**ENTRIES SUPPLIED**:
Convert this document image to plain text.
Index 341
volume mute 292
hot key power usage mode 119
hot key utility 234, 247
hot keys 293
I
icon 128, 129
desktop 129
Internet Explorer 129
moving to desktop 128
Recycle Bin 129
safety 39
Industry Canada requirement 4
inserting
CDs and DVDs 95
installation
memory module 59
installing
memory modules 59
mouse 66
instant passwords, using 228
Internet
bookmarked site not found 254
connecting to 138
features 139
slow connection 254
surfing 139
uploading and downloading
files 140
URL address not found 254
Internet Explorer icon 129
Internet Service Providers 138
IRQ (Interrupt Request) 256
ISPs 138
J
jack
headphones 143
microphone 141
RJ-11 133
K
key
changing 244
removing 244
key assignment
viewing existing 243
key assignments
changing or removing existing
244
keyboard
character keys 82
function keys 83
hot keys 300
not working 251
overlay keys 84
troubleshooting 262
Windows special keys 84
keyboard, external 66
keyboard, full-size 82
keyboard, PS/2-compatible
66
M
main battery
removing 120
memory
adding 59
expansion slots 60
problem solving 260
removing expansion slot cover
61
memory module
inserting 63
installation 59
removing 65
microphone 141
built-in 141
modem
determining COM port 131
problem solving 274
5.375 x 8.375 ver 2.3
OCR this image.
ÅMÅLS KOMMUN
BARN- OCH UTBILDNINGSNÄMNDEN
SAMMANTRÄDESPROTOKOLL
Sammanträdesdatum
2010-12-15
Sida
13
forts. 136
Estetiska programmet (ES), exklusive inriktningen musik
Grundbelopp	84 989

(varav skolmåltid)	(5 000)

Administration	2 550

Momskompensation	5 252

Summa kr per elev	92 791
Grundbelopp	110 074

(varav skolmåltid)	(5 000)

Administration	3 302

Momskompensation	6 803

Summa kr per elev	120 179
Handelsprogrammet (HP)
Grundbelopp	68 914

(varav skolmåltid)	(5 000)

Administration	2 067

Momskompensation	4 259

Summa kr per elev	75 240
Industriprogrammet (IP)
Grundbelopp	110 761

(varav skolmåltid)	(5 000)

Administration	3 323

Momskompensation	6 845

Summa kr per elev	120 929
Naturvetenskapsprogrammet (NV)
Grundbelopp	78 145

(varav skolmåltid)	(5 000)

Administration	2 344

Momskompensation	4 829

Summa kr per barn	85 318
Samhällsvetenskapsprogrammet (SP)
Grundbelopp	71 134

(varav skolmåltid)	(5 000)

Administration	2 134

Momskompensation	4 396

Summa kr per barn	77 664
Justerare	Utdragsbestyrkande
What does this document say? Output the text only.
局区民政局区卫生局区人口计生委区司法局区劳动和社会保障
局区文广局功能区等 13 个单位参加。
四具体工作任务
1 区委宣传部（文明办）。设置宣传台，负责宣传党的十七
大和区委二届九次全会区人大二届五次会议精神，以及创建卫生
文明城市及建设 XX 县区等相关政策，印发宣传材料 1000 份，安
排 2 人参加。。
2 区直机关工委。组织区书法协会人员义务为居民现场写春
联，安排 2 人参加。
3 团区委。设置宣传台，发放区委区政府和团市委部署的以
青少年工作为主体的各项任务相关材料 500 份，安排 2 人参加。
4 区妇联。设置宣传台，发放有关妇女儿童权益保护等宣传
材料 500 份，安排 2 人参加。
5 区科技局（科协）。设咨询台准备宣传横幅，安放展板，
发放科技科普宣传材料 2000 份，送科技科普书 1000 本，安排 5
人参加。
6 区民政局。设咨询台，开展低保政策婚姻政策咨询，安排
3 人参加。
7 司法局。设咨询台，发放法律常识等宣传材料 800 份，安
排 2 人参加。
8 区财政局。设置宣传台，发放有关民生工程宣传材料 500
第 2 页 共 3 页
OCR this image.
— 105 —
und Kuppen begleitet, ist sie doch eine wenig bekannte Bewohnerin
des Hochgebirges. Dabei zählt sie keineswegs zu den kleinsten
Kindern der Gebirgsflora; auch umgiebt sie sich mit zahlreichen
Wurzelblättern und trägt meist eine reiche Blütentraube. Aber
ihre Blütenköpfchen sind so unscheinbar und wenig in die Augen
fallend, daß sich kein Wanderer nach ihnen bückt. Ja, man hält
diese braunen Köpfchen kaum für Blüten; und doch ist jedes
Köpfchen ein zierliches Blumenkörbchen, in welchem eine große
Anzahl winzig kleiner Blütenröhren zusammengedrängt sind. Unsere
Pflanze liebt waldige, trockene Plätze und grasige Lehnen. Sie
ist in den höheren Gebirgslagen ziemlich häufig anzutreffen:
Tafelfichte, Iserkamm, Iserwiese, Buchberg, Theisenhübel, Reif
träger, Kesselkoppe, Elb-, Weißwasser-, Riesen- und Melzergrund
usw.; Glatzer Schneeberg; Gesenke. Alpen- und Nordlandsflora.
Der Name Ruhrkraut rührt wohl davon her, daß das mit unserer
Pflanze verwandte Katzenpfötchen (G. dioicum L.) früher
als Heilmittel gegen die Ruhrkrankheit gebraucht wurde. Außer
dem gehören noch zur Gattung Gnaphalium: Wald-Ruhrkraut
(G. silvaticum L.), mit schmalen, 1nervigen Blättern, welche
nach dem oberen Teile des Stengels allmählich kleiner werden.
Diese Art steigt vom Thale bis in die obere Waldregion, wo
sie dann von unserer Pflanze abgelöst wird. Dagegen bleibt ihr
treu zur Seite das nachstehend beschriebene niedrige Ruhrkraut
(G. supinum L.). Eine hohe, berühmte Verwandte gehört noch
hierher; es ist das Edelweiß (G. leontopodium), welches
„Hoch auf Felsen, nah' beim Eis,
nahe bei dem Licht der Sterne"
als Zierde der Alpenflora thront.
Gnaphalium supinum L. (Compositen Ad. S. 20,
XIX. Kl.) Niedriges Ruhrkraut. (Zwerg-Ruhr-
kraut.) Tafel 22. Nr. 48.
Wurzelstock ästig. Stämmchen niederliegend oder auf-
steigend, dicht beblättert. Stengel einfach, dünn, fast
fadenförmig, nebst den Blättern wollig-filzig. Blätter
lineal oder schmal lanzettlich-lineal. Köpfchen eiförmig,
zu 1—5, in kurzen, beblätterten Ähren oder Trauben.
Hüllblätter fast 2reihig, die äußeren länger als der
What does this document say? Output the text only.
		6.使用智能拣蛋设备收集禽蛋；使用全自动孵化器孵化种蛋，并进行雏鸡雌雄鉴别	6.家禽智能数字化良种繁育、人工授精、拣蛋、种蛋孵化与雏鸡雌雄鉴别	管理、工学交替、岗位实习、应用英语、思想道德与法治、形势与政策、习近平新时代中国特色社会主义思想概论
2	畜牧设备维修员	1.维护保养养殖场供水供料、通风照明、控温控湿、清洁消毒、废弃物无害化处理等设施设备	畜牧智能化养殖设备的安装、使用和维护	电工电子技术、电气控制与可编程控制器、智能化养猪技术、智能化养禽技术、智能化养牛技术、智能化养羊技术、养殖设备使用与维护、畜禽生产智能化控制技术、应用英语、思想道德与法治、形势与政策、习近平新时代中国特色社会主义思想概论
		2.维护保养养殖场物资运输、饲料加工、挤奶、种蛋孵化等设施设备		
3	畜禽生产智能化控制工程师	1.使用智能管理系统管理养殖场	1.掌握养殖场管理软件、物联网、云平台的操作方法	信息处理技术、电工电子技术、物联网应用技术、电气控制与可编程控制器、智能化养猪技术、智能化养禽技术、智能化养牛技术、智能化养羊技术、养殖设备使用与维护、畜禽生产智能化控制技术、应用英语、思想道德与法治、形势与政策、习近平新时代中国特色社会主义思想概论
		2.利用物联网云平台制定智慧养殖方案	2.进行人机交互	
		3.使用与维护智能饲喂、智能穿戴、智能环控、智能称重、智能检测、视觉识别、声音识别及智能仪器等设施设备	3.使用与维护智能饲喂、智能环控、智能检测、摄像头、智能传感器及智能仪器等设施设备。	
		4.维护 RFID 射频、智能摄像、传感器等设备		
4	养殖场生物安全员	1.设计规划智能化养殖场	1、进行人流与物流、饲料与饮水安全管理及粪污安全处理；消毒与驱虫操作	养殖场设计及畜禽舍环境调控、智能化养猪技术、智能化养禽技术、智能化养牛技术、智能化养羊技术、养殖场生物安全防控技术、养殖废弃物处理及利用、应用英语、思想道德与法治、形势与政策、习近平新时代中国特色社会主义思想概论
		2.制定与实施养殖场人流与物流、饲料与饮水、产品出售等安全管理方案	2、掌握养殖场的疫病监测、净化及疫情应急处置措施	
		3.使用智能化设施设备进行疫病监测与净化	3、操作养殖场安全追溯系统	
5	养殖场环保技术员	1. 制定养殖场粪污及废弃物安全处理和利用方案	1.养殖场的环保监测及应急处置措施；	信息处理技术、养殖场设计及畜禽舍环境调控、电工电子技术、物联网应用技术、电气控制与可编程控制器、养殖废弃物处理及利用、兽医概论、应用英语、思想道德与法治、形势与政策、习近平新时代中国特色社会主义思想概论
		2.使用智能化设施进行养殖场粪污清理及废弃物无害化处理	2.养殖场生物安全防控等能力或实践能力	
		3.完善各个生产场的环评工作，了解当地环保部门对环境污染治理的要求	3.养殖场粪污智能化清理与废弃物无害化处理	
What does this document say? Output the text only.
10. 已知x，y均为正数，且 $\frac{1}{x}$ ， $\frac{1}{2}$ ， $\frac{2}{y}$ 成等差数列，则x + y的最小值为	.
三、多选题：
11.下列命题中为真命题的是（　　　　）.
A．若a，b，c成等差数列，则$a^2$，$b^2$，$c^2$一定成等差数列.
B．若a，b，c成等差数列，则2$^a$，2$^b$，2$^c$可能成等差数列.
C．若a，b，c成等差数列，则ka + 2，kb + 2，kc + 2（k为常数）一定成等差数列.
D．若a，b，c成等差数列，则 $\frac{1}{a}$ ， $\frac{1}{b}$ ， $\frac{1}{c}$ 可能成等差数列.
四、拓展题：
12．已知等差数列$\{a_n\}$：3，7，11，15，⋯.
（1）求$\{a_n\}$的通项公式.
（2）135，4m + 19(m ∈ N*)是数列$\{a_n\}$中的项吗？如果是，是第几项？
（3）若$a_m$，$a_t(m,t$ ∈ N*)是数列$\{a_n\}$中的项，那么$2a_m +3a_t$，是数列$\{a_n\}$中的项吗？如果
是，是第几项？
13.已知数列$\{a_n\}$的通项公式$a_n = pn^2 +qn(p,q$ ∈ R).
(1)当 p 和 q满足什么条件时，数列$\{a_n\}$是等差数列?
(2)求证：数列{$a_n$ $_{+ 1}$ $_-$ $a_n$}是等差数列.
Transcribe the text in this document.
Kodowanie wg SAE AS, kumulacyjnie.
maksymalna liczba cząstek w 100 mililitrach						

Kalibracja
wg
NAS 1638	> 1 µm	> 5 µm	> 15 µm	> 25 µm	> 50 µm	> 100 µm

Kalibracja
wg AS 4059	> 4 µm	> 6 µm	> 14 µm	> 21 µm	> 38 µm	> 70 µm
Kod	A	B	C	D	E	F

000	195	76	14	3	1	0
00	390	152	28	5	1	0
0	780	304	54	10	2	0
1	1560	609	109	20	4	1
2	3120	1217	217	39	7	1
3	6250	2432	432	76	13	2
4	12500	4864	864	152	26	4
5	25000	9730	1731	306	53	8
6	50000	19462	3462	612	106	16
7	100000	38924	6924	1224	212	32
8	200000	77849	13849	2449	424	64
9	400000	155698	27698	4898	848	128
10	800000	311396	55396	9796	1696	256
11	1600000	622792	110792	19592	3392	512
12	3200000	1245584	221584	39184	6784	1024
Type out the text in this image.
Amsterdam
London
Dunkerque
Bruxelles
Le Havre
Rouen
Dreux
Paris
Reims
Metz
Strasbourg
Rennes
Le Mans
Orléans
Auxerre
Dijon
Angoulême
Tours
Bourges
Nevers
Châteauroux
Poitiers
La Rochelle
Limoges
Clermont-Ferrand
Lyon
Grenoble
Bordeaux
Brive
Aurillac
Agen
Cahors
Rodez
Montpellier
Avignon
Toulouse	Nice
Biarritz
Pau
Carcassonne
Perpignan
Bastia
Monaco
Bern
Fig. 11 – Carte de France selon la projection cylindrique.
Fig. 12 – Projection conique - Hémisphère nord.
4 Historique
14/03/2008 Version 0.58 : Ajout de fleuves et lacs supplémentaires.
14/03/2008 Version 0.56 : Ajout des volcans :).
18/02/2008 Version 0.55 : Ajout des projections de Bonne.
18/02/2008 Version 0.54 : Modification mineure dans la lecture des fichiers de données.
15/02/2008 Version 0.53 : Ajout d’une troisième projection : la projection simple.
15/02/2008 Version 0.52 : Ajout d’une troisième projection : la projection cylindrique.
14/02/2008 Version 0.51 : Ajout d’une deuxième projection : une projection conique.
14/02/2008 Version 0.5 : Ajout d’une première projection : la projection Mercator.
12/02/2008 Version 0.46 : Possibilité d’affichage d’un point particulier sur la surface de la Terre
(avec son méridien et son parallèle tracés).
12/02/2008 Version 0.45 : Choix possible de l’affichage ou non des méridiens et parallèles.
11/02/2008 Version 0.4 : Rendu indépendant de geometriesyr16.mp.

**WORK TO BE COMPLETED**:
Locate all lines holding the word "习近平新时代中国特色社会主义思想概论", then copy them out.

**REPLY TO THE EXERCISE**:
		6.使用智能拣蛋设备收集禽蛋；使用全自动孵化器孵化种蛋，并进行雏鸡雌雄鉴别	6.家禽智能数字化良种繁育、人工授精、拣蛋、种蛋孵化与雏鸡雌雄鉴别	管理、工学交替、岗位实习、应用英语、思想道德与法治、形势与政策、习近平新时代中国特色社会主义思想概论
2	畜牧设备维修员	1.维护保养养殖场供水供料、通风照明、控温控湿、清洁消毒、废弃物无害化处理等设施设备	畜牧智能化养殖设备的安装、使用和维护	电工电子技术、电气控制与可编程控制器、智能化养猪技术、智能化养禽技术、智能化养牛技术、智能化养羊技术、养殖设备使用与维护、畜禽生产智能化控制技术、应用英语、思想道德与法治、形势与政策、习近平新时代中国特色社会主义思想概论
3	畜禽生产智能化控制工程师	1.使用智能管理系统管理养殖场	1.掌握养殖场管理软件、物联网、云平台的操作方法	信息处理技术、电工电子技术、物联网应用技术、电气控制与可编程控制器、智能化养猪技术、智能化养禽技术、智能化养牛技术、智能化养羊技术、养殖设备使用与维护、畜禽生产智能化控制技术、应用英语、思想道德与法治、形势与政策、习近平新时代中国特色社会主义思想概论
4	养殖场生物安全员	1.设计规划智能化养殖场	1、进行人流与物流、饲料与饮水安全管理及粪污安全处理；消毒与驱虫操作	养殖场设计及畜禽舍环境调控、智能化养猪技术、智能化养禽技术、智能化养牛技术、智能化养羊技术、养殖场生物安全防控技术、养殖废弃物处理及利用、应用英语、思想道德与法治、形势与政策、习近平新时代中国特色社会主义思想概论
5	养殖场环保技术员	1. 制定养殖场粪污及废弃物安全处理和利用方案	1.养殖场的环保监测及应急处置措施；	信息处理技术、养殖场设计及畜禽舍环境调控、电工电子技术、物联网应用技术、电气控制与可编程控制器、养殖废弃物处理及利用、兽医概论、应用英语、思想道德与法治、形势与政策、习近平新时代中国特色社会主义思想概论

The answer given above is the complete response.